◆ Stated goal
All material below is to be reproduced exactly.

◆ Data for this exercise
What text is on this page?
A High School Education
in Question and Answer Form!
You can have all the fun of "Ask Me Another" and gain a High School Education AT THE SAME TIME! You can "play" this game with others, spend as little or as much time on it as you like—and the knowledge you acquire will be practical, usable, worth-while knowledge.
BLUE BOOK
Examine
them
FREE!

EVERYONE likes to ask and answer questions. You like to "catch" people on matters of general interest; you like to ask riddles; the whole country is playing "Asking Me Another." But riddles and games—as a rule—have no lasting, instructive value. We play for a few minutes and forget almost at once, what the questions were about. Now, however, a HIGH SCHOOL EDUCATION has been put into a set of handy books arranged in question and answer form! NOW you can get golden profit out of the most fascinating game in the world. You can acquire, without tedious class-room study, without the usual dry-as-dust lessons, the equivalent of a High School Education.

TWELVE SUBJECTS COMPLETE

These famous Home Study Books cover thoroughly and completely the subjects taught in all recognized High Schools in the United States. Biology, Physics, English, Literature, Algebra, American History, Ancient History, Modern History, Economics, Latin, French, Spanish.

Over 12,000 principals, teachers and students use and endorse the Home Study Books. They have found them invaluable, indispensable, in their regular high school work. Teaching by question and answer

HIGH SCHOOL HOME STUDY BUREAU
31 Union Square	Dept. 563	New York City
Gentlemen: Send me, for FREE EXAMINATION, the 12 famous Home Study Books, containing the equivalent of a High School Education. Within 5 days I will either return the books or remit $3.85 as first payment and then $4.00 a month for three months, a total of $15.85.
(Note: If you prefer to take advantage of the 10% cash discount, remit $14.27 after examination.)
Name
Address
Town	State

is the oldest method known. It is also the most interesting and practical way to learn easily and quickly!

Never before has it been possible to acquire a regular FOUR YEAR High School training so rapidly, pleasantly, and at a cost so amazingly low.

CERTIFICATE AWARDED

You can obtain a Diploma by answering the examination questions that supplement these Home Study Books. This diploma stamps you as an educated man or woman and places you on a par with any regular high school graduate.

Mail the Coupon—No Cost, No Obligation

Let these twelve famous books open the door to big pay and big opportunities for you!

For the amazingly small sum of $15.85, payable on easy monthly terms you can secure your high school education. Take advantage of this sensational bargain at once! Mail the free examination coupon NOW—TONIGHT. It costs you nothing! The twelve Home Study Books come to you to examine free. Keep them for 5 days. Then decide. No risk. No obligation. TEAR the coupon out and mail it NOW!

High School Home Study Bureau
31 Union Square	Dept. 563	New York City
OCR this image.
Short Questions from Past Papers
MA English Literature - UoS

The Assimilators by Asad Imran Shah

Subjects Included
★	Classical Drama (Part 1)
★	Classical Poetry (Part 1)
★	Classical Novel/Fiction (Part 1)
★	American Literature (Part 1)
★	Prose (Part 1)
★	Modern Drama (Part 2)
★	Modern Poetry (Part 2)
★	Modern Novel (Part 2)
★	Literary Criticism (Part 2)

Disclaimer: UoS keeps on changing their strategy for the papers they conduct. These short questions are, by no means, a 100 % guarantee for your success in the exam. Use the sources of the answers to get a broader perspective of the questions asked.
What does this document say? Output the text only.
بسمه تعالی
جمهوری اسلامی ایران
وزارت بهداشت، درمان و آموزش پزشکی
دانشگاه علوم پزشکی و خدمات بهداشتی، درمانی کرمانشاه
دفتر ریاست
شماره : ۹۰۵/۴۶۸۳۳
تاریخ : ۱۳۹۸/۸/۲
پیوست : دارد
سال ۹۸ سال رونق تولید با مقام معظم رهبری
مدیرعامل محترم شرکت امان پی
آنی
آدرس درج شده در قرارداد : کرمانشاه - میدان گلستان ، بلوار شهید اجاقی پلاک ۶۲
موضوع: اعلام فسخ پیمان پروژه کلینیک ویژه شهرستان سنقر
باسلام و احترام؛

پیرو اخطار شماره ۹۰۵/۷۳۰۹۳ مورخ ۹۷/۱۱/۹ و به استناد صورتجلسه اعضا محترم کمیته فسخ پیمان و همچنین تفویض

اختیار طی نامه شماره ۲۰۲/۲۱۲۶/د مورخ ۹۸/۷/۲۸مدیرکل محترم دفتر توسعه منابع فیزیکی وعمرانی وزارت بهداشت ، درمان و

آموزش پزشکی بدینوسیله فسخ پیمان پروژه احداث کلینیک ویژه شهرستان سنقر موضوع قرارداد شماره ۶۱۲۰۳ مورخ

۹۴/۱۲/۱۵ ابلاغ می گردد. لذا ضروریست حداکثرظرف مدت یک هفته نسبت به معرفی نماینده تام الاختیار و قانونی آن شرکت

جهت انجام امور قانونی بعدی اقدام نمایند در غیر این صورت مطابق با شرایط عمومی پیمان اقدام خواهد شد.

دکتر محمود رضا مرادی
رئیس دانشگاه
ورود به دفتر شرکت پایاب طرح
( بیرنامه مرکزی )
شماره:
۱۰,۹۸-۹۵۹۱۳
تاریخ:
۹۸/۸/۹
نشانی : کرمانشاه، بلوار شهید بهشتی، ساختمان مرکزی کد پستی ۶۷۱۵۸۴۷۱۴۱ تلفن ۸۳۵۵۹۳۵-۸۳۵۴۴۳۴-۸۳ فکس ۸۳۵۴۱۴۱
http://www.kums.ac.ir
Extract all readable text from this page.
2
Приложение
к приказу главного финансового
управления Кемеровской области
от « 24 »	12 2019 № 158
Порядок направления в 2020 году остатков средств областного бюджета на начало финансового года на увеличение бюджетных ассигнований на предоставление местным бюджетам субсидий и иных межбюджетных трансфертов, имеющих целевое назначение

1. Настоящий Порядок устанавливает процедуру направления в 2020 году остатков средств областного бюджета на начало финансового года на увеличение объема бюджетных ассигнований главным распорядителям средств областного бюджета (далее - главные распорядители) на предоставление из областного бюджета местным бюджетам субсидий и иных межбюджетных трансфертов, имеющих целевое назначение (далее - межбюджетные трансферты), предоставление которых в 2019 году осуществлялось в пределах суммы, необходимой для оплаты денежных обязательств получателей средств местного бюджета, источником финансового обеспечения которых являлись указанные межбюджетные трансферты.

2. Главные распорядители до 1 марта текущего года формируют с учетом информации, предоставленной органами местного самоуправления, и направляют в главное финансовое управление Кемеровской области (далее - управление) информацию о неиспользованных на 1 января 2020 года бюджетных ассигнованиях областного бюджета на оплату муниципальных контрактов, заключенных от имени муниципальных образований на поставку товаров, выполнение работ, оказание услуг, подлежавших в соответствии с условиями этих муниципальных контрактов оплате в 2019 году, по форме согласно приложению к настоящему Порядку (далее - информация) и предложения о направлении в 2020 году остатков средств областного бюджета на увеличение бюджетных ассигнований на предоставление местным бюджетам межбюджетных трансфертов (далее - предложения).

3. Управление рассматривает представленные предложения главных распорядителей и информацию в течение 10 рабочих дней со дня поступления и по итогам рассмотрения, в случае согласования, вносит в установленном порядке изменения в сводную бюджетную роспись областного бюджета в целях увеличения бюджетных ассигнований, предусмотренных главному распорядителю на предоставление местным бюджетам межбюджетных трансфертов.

◆ Solution
What text is on this page?
A High School Education
in Question and Answer Form!
You can have all the fun of "Ask Me Another" and gain a High School Education AT THE SAME TIME! You can "play" this game with others, spend as little or as much time on it as you like—and the knowledge you acquire will be practical, usable, worth-while knowledge.
BLUE BOOK
Examine
them
FREE!

EVERYONE likes to ask and answer questions. You like to "catch" people on matters of general interest; you like to ask riddles; the whole country is playing "Asking Me Another." But riddles and games—as a rule—have no lasting, instructive value. We play for a few minutes and forget almost at once, what the questions were about. Now, however, a HIGH SCHOOL EDUCATION has been put into a set of handy books arranged in question and answer form! NOW you can get golden profit out of the most fascinating game in the world. You can acquire, without tedious class-room study, without the usual dry-as-dust lessons, the equivalent of a High School Education.

TWELVE SUBJECTS COMPLETE

These famous Home Study Books cover thoroughly and completely the subjects taught in all recognized High Schools in the United States. Biology, Physics, English, Literature, Algebra, American History, Ancient History, Modern History, Economics, Latin, French, Spanish.

Over 12,000 principals, teachers and students use and endorse the Home Study Books. They have found them invaluable, indispensable, in their regular high school work. Teaching by question and answer

HIGH SCHOOL HOME STUDY BUREAU
31 Union Square	Dept. 563	New York City
Gentlemen: Send me, for FREE EXAMINATION, the 12 famous Home Study Books, containing the equivalent of a High School Education. Within 5 days I will either return the books or remit $3.85 as first payment and then $4.00 a month for three months, a total of $15.85.
(Note: If you prefer to take advantage of the 10% cash discount, remit $14.27 after examination.)
Name
Address
Town	State

is the oldest method known. It is also the most interesting and practical way to learn easily and quickly!

Never before has it been possible to acquire a regular FOUR YEAR High School training so rapidly, pleasantly, and at a cost so amazingly low.

CERTIFICATE AWARDED

You can obtain a Diploma by answering the examination questions that supplement these Home Study Books. This diploma stamps you as an educated man or woman and places you on a par with any regular high school graduate.

Mail the Coupon—No Cost, No Obligation

Let these twelve famous books open the door to big pay and big opportunities for you!

For the amazingly small sum of $15.85, payable on easy monthly terms you can secure your high school education. Take advantage of this sensational bargain at once! Mail the free examination coupon NOW—TONIGHT. It costs you nothing! The twelve Home Study Books come to you to examine free. Keep them for 5 days. Then decide. No risk. No obligation. TEAR the coupon out and mail it NOW!

High School Home Study Bureau
31 Union Square	Dept. 563	New York City
OCR this image.
Short Questions from Past Papers
MA English Literature - UoS

The Assimilators by Asad Imran Shah

Subjects Included
★	Classical Drama (Part 1)
★	Classical Poetry (Part 1)
★	Classical Novel/Fiction (Part 1)
★	American Literature (Part 1)
★	Prose (Part 1)
★	Modern Drama (Part 2)
★	Modern Poetry (Part 2)
★	Modern Novel (Part 2)
★	Literary Criticism (Part 2)

Disclaimer: UoS keeps on changing their strategy for the papers they conduct. These short questions are, by no means, a 100 % guarantee for your success in the exam. Use the sources of the answers to get a broader perspective of the questions asked.
What does this document say? Output the text only.
بسمه تعالی
جمهوری اسلامی ایران
وزارت بهداشت، درمان و آموزش پزشکی
دانشگاه علوم پزشکی و خدمات بهداشتی، درمانی کرمانشاه
دفتر ریاست
شماره : ۹۰۵/۴۶۸۳۳
تاریخ : ۱۳۹۸/۸/۲
پیوست : دارد
سال ۹۸ سال رونق تولید با مقام معظم رهبری
مدیرعامل محترم شرکت امان پی
آنی
آدرس درج شده در قرارداد : کرمانشاه - میدان گلستان ، بلوار شهید اجاقی پلاک ۶۲
موضوع: اعلام فسخ پیمان پروژه کلینیک ویژه شهرستان سنقر
باسلام و احترام؛

پیرو اخطار شماره ۹۰۵/۷۳۰۹۳ مورخ ۹۷/۱۱/۹ و به استناد صورتجلسه اعضا محترم کمیته فسخ پیمان و همچنین تفویض

اختیار طی نامه شماره ۲۰۲/۲۱۲۶/د مورخ ۹۸/۷/۲۸مدیرکل محترم دفتر توسعه منابع فیزیکی وعمرانی وزارت بهداشت ، درمان و

آموزش پزشکی بدینوسیله فسخ پیمان پروژه احداث کلینیک ویژه شهرستان سنقر موضوع قرارداد شماره ۶۱۲۰۳ مورخ

۹۴/۱۲/۱۵ ابلاغ می گردد. لذا ضروریست حداکثرظرف مدت یک هفته نسبت به معرفی نماینده تام الاختیار و قانونی آن شرکت

جهت انجام امور قانونی بعدی اقدام نمایند در غیر این صورت مطابق با شرایط عمومی پیمان اقدام خواهد شد.

دکتر محمود رضا مرادی
رئیس دانشگاه
ورود به دفتر شرکت پایاب طرح
( بیرنامه مرکزی )
شماره:
۱۰,۹۸-۹۵۹۱۳
تاریخ:
۹۸/۸/۹
نشانی : کرمانشاه، بلوار شهید بهشتی، ساختمان مرکزی کد پستی ۶۷۱۵۸۴۷۱۴۱ تلفن ۸۳۵۵۹۳۵-۸۳۵۴۴۳۴-۸۳ فکس ۸۳۵۴۱۴۱
http://www.kums.ac.ir
Extract all readable text from this page.
2
Приложение
к приказу главного финансового
управления Кемеровской области
от « 24 »	12 2019 № 158
Порядок направления в 2020 году остатков средств областного бюджета на начало финансового года на увеличение бюджетных ассигнований на предоставление местным бюджетам субсидий и иных межбюджетных трансфертов, имеющих целевое назначение

1. Настоящий Порядок устанавливает процедуру направления в 2020 году остатков средств областного бюджета на начало финансового года на увеличение объема бюджетных ассигнований главным распорядителям средств областного бюджета (далее - главные распорядители) на предоставление из областного бюджета местным бюджетам субсидий и иных межбюджетных трансфертов, имеющих целевое назначение (далее - межбюджетные трансферты), предоставление которых в 2019 году осуществлялось в пределах суммы, необходимой для оплаты денежных обязательств получателей средств местного бюджета, источником финансового обеспечения которых являлись указанные межбюджетные трансферты.

2. Главные распорядители до 1 марта текущего года формируют с учетом информации, предоставленной органами местного самоуправления, и направляют в главное финансовое управление Кемеровской области (далее - управление) информацию о неиспользованных на 1 января 2020 года бюджетных ассигнованиях областного бюджета на оплату муниципальных контрактов, заключенных от имени муниципальных образований на поставку товаров, выполнение работ, оказание услуг, подлежавших в соответствии с условиями этих муниципальных контрактов оплате в 2019 году, по форме согласно приложению к настоящему Порядку (далее - информация) и предложения о направлении в 2020 году остатков средств областного бюджета на увеличение бюджетных ассигнований на предоставление местным бюджетам межбюджетных трансфертов (далее - предложения).

3. Управление рассматривает представленные предложения главных распорядителей и информацию в течение 10 рабочих дней со дня поступления и по итогам рассмотрения, в случае согласования, вносит в установленном порядке изменения в сводную бюджетную роспись областного бюджета в целях увеличения бюджетных ассигнований, предусмотренных главному распорядителю на предоставление местным бюджетам межбюджетных трансфертов.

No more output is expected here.